Data records
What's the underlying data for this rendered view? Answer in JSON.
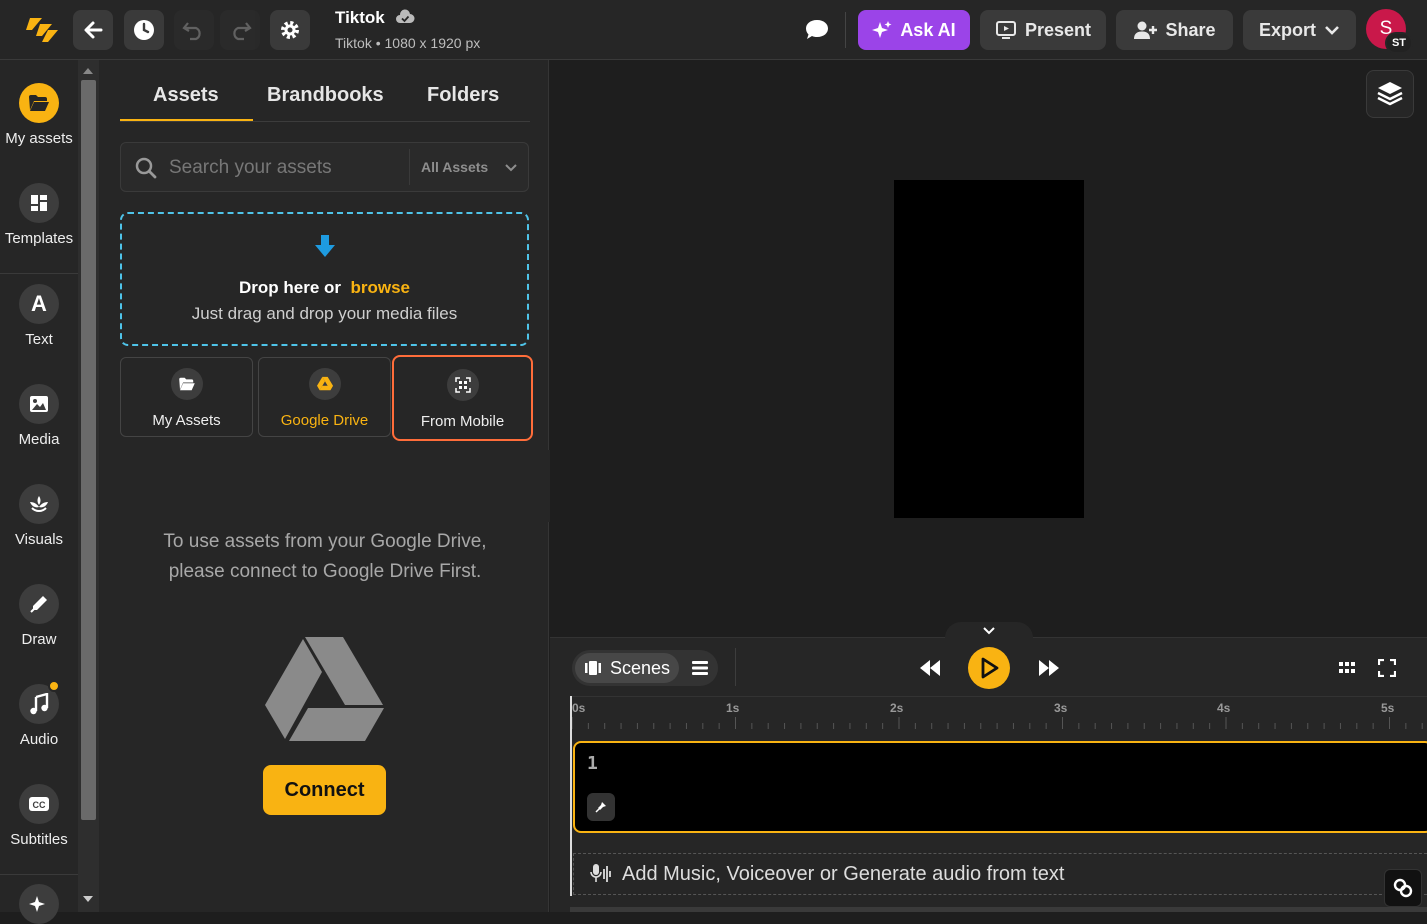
{
  "header": {
    "doc_title": "Tiktok",
    "doc_subtitle": "Tiktok • 1080 x 1920 px",
    "ask_ai_label": "Ask AI",
    "present_label": "Present",
    "share_label": "Share",
    "export_label": "Export",
    "avatar_initial": "S",
    "avatar_badge": "ST",
    "accent_color": "#f9b312",
    "ask_ai_color": "#9b44e8"
  },
  "rail": {
    "items": [
      {
        "label": "My assets",
        "icon": "folder-open-icon"
      },
      {
        "label": "Templates",
        "icon": "templates-icon"
      },
      {
        "label": "Text",
        "icon": "text-icon"
      },
      {
        "label": "Media",
        "icon": "image-icon"
      },
      {
        "label": "Visuals",
        "icon": "visuals-icon"
      },
      {
        "label": "Draw",
        "icon": "pen-icon"
      },
      {
        "label": "Audio",
        "icon": "music-icon"
      },
      {
        "label": "Subtitles",
        "icon": "cc-icon"
      }
    ]
  },
  "panel": {
    "tabs": [
      "Assets",
      "Brandbooks",
      "Folders"
    ],
    "search_placeholder": "Search your assets",
    "filter_label": "All Assets",
    "drop_title": "Drop here or",
    "drop_link": "browse",
    "drop_sub": "Just drag and drop your media files",
    "sources": [
      "My Assets",
      "Google Drive",
      "From Mobile"
    ],
    "info_text": "To use assets from your Google Drive, please connect to Google Drive First.",
    "connect_label": "Connect"
  },
  "timeline": {
    "scenes_label": "Scenes",
    "ticks": [
      "0s",
      "1s",
      "2s",
      "3s",
      "4s",
      "5s"
    ],
    "scene_number": "1",
    "audio_prompt": "Add Music, Voiceover or Generate audio from text"
  }
}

> What is expected
Except for the pictures, give all the material above again verbatim.

> Task solution
What's the underlying data for this rendered view? Answer in JSON.
{
  "header": {
    "doc_title": "Tiktok",
    "doc_subtitle": "Tiktok • 1080 x 1920 px",
    "ask_ai_label": "Ask AI",
    "present_label": "Present",
    "share_label": "Share",
    "export_label": "Export",
    "avatar_initial": "S",
    "avatar_badge": "ST",
    "accent_color": "#f9b312",
    "ask_ai_color": "#9b44e8"
  },
  "rail": {
    "items": [
      {
        "label": "My assets",
        "icon": "folder-open-icon"
      },
      {
        "label": "Templates",
        "icon": "templates-icon"
      },
      {
        "label": "Text",
        "icon": "text-icon"
      },
      {
        "label": "Media",
        "icon": "image-icon"
      },
      {
        "label": "Visuals",
        "icon": "visuals-icon"
      },
      {
        "label": "Draw",
        "icon": "pen-icon"
      },
      {
        "label": "Audio",
        "icon": "music-icon"
      },
      {
        "label": "Subtitles",
        "icon": "cc-icon"
      }
    ]
  },
  "panel": {
    "tabs": [
      "Assets",
      "Brandbooks",
      "Folders"
    ],
    "search_placeholder": "Search your assets",
    "filter_label": "All Assets",
    "drop_title": "Drop here or",
    "drop_link": "browse",
    "drop_sub": "Just drag and drop your media files",
    "sources": [
      "My Assets",
      "Google Drive",
      "From Mobile"
    ],
    "info_text": "To use assets from your Google Drive, please connect to Google Drive First.",
    "connect_label": "Connect"
  },
  "timeline": {
    "scenes_label": "Scenes",
    "ticks": [
      "0s",
      "1s",
      "2s",
      "3s",
      "4s",
      "5s"
    ],
    "scene_number": "1",
    "audio_prompt": "Add Music, Voiceover or Generate audio from text"
  }
}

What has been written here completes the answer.